Task prompt:
Every line that holds the string "薪新的世纪用薪新的太阳" is to be identified and copied.
### Data provided
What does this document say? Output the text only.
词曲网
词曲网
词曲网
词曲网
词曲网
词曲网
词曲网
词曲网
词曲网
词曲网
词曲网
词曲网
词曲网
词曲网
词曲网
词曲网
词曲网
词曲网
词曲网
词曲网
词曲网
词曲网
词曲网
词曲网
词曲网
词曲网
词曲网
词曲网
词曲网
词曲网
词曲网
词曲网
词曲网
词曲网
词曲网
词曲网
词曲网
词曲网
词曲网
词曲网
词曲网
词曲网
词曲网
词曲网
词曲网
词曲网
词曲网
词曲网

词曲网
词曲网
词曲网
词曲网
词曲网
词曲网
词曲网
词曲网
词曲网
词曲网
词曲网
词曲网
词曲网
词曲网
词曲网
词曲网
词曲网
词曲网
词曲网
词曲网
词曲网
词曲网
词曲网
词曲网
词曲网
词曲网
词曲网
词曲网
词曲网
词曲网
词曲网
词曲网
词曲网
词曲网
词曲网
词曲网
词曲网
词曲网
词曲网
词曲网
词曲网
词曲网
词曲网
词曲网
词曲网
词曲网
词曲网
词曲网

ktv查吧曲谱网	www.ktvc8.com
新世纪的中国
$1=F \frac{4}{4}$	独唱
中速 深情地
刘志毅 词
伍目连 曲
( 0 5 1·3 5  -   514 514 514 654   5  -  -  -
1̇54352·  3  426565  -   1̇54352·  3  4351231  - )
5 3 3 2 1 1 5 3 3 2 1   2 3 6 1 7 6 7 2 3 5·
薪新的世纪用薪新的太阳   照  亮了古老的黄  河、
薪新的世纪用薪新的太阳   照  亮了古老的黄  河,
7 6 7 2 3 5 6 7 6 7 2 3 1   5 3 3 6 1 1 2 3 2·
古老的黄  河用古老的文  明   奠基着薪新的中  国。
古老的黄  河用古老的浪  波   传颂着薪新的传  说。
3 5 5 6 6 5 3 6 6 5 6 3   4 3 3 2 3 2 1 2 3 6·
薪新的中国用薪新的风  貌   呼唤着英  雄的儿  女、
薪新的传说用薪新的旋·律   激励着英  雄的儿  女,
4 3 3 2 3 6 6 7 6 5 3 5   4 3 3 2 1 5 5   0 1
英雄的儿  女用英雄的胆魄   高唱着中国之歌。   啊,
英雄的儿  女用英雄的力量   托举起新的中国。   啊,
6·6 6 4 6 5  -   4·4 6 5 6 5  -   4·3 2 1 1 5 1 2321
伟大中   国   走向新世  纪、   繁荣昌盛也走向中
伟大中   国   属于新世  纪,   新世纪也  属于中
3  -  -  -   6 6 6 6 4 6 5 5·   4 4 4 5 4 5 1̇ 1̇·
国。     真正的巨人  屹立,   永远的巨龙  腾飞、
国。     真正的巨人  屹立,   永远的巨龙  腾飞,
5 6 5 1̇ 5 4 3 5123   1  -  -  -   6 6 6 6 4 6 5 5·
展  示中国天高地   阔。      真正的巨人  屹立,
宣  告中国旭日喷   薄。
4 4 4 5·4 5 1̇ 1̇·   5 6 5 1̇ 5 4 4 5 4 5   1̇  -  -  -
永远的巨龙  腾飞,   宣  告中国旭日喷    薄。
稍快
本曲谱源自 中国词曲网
######
Output below:
薪新的世纪用薪新的太阳   照  亮了古老的黄  河、
薪新的世纪用薪新的太阳   照  亮了古老的黄  河,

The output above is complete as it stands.